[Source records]
○ ○ ○ ○ ○ ○ ○
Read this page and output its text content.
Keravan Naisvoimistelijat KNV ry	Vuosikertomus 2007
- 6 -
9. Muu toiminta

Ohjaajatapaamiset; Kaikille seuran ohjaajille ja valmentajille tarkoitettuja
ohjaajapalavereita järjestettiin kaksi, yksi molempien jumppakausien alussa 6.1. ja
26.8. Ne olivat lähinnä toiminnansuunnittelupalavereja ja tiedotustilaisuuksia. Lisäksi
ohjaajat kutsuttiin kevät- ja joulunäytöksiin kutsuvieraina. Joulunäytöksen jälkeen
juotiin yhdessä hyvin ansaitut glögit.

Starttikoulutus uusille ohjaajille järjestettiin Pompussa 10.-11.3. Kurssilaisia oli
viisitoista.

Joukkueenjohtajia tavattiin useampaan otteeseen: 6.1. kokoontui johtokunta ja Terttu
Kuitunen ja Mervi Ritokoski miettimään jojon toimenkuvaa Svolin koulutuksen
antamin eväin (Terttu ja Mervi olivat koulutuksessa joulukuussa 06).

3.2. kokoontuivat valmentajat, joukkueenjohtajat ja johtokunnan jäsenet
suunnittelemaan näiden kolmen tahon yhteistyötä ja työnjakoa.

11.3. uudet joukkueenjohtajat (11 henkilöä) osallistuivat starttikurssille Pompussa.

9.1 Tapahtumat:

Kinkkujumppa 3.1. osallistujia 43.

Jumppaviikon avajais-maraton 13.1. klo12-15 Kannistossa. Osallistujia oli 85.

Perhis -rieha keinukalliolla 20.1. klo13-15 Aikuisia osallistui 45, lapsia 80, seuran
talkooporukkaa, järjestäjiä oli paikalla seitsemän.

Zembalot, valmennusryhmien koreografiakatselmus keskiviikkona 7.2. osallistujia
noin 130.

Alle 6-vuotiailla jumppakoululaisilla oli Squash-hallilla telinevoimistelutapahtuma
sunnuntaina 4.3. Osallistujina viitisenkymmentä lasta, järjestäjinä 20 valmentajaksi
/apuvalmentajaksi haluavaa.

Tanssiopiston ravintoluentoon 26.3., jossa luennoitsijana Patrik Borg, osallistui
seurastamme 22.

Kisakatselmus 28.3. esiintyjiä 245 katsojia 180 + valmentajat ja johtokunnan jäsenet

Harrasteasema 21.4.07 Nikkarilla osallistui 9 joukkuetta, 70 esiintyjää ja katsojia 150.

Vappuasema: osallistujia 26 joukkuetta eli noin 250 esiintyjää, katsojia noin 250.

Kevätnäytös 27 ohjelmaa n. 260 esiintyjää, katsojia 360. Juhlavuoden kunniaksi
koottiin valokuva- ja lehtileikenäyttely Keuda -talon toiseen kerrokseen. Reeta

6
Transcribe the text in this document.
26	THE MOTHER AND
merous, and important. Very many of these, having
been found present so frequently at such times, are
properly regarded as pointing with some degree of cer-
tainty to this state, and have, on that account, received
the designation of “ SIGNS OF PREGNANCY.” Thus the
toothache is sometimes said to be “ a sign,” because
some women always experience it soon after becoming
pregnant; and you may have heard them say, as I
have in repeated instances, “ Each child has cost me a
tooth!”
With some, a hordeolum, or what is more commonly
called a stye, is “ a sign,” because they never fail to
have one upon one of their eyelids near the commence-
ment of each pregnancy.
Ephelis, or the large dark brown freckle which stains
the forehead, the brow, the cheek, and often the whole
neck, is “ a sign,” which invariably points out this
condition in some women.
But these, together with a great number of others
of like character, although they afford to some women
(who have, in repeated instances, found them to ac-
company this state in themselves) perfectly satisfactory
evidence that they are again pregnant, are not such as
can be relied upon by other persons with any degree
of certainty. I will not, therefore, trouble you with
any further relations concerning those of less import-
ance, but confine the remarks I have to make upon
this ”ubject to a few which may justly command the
○ ○ ○ ○ ○ ○ ○
• [Aim] Go through the records and gather the lines that hold "pregnant".

• [Complete output]
pregnant; and you may have heard them say, as I
evidence that they are again pregnant, are not such as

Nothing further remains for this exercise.